-- Entries supplied start --

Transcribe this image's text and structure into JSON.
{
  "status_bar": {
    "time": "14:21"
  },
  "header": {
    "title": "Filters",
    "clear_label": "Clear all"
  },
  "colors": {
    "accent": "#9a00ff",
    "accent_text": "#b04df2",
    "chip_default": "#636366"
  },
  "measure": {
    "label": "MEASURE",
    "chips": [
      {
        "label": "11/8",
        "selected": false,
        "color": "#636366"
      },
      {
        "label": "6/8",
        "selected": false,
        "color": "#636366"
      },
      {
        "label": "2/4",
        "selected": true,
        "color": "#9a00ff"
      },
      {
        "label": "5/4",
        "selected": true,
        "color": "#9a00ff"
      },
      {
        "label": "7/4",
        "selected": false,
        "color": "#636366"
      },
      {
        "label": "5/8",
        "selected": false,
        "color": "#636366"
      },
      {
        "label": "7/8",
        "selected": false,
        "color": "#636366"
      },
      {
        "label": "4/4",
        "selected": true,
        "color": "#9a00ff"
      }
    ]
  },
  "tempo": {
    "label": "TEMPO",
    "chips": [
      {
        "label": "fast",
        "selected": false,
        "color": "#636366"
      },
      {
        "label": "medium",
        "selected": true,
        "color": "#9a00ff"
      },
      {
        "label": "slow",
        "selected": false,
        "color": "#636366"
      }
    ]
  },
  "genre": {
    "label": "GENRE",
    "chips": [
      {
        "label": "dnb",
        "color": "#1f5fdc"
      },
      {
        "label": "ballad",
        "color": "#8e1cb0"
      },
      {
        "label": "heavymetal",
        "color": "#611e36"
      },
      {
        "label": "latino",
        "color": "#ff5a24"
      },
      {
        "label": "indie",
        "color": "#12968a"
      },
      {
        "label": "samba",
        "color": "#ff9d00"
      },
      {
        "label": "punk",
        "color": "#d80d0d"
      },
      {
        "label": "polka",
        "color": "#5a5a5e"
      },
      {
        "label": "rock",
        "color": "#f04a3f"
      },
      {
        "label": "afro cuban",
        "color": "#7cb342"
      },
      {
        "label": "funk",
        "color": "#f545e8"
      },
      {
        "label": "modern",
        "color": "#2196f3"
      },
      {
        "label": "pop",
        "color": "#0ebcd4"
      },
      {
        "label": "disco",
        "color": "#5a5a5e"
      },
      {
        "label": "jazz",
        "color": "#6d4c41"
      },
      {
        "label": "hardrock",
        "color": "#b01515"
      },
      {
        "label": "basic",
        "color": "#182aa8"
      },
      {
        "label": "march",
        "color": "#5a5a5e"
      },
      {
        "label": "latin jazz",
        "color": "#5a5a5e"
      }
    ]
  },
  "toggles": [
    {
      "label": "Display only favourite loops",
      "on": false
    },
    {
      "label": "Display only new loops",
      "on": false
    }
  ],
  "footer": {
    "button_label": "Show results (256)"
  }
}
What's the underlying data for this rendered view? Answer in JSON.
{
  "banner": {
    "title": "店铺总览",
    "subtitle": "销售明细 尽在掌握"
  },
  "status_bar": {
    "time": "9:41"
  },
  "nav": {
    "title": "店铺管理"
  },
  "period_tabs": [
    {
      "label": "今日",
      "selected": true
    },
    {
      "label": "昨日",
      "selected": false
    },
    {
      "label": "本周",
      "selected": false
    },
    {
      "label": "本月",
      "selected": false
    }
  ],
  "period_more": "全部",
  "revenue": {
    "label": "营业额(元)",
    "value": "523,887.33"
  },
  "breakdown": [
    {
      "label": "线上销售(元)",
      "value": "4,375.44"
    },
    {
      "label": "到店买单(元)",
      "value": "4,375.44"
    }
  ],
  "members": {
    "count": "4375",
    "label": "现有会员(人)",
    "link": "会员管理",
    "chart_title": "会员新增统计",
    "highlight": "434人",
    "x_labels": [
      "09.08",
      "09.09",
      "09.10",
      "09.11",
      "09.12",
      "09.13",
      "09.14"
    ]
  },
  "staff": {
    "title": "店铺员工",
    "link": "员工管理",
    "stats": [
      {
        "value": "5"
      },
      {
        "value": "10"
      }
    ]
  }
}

-- Entries supplied end --

▶ **What is asked**
Print out every record again, exactly and in full.

▶ **Written response**
Transcribe this image's text and structure into JSON.
{
  "status_bar": {
    "time": "14:21"
  },
  "header": {
    "title": "Filters",
    "clear_label": "Clear all"
  },
  "colors": {
    "accent": "#9a00ff",
    "accent_text": "#b04df2",
    "chip_default": "#636366"
  },
  "measure": {
    "label": "MEASURE",
    "chips": [
      {
        "label": "11/8",
        "selected": false,
        "color": "#636366"
      },
      {
        "label": "6/8",
        "selected": false,
        "color": "#636366"
      },
      {
        "label": "2/4",
        "selected": true,
        "color": "#9a00ff"
      },
      {
        "label": "5/4",
        "selected": true,
        "color": "#9a00ff"
      },
      {
        "label": "7/4",
        "selected": false,
        "color": "#636366"
      },
      {
        "label": "5/8",
        "selected": false,
        "color": "#636366"
      },
      {
        "label": "7/8",
        "selected": false,
        "color": "#636366"
      },
      {
        "label": "4/4",
        "selected": true,
        "color": "#9a00ff"
      }
    ]
  },
  "tempo": {
    "label": "TEMPO",
    "chips": [
      {
        "label": "fast",
        "selected": false,
        "color": "#636366"
      },
      {
        "label": "medium",
        "selected": true,
        "color": "#9a00ff"
      },
      {
        "label": "slow",
        "selected": false,
        "color": "#636366"
      }
    ]
  },
  "genre": {
    "label": "GENRE",
    "chips": [
      {
        "label": "dnb",
        "color": "#1f5fdc"
      },
      {
        "label": "ballad",
        "color": "#8e1cb0"
      },
      {
        "label": "heavymetal",
        "color": "#611e36"
      },
      {
        "label": "latino",
        "color": "#ff5a24"
      },
      {
        "label": "indie",
        "color": "#12968a"
      },
      {
        "label": "samba",
        "color": "#ff9d00"
      },
      {
        "label": "punk",
        "color": "#d80d0d"
      },
      {
        "label": "polka",
        "color": "#5a5a5e"
      },
      {
        "label": "rock",
        "color": "#f04a3f"
      },
      {
        "label": "afro cuban",
        "color": "#7cb342"
      },
      {
        "label": "funk",
        "color": "#f545e8"
      },
      {
        "label": "modern",
        "color": "#2196f3"
      },
      {
        "label": "pop",
        "color": "#0ebcd4"
      },
      {
        "label": "disco",
        "color": "#5a5a5e"
      },
      {
        "label": "jazz",
        "color": "#6d4c41"
      },
      {
        "label": "hardrock",
        "color": "#b01515"
      },
      {
        "label": "basic",
        "color": "#182aa8"
      },
      {
        "label": "march",
        "color": "#5a5a5e"
      },
      {
        "label": "latin jazz",
        "color": "#5a5a5e"
      }
    ]
  },
  "toggles": [
    {
      "label": "Display only favourite loops",
      "on": false
    },
    {
      "label": "Display only new loops",
      "on": false
    }
  ],
  "footer": {
    "button_label": "Show results (256)"
  }
}
What's the underlying data for this rendered view? Answer in JSON.
{
  "banner": {
    "title": "店铺总览",
    "subtitle": "销售明细 尽在掌握"
  },
  "status_bar": {
    "time": "9:41"
  },
  "nav": {
    "title": "店铺管理"
  },
  "period_tabs": [
    {
      "label": "今日",
      "selected": true
    },
    {
      "label": "昨日",
      "selected": false
    },
    {
      "label": "本周",
      "selected": false
    },
    {
      "label": "本月",
      "selected": false
    }
  ],
  "period_more": "全部",
  "revenue": {
    "label": "营业额(元)",
    "value": "523,887.33"
  },
  "breakdown": [
    {
      "label": "线上销售(元)",
      "value": "4,375.44"
    },
    {
      "label": "到店买单(元)",
      "value": "4,375.44"
    }
  ],
  "members": {
    "count": "4375",
    "label": "现有会员(人)",
    "link": "会员管理",
    "chart_title": "会员新增统计",
    "highlight": "434人",
    "x_labels": [
      "09.08",
      "09.09",
      "09.10",
      "09.11",
      "09.12",
      "09.13",
      "09.14"
    ]
  },
  "staff": {
    "title": "店铺员工",
    "link": "员工管理",
    "stats": [
      {
        "value": "5"
      },
      {
        "value": "10"
      }
    ]
  }
}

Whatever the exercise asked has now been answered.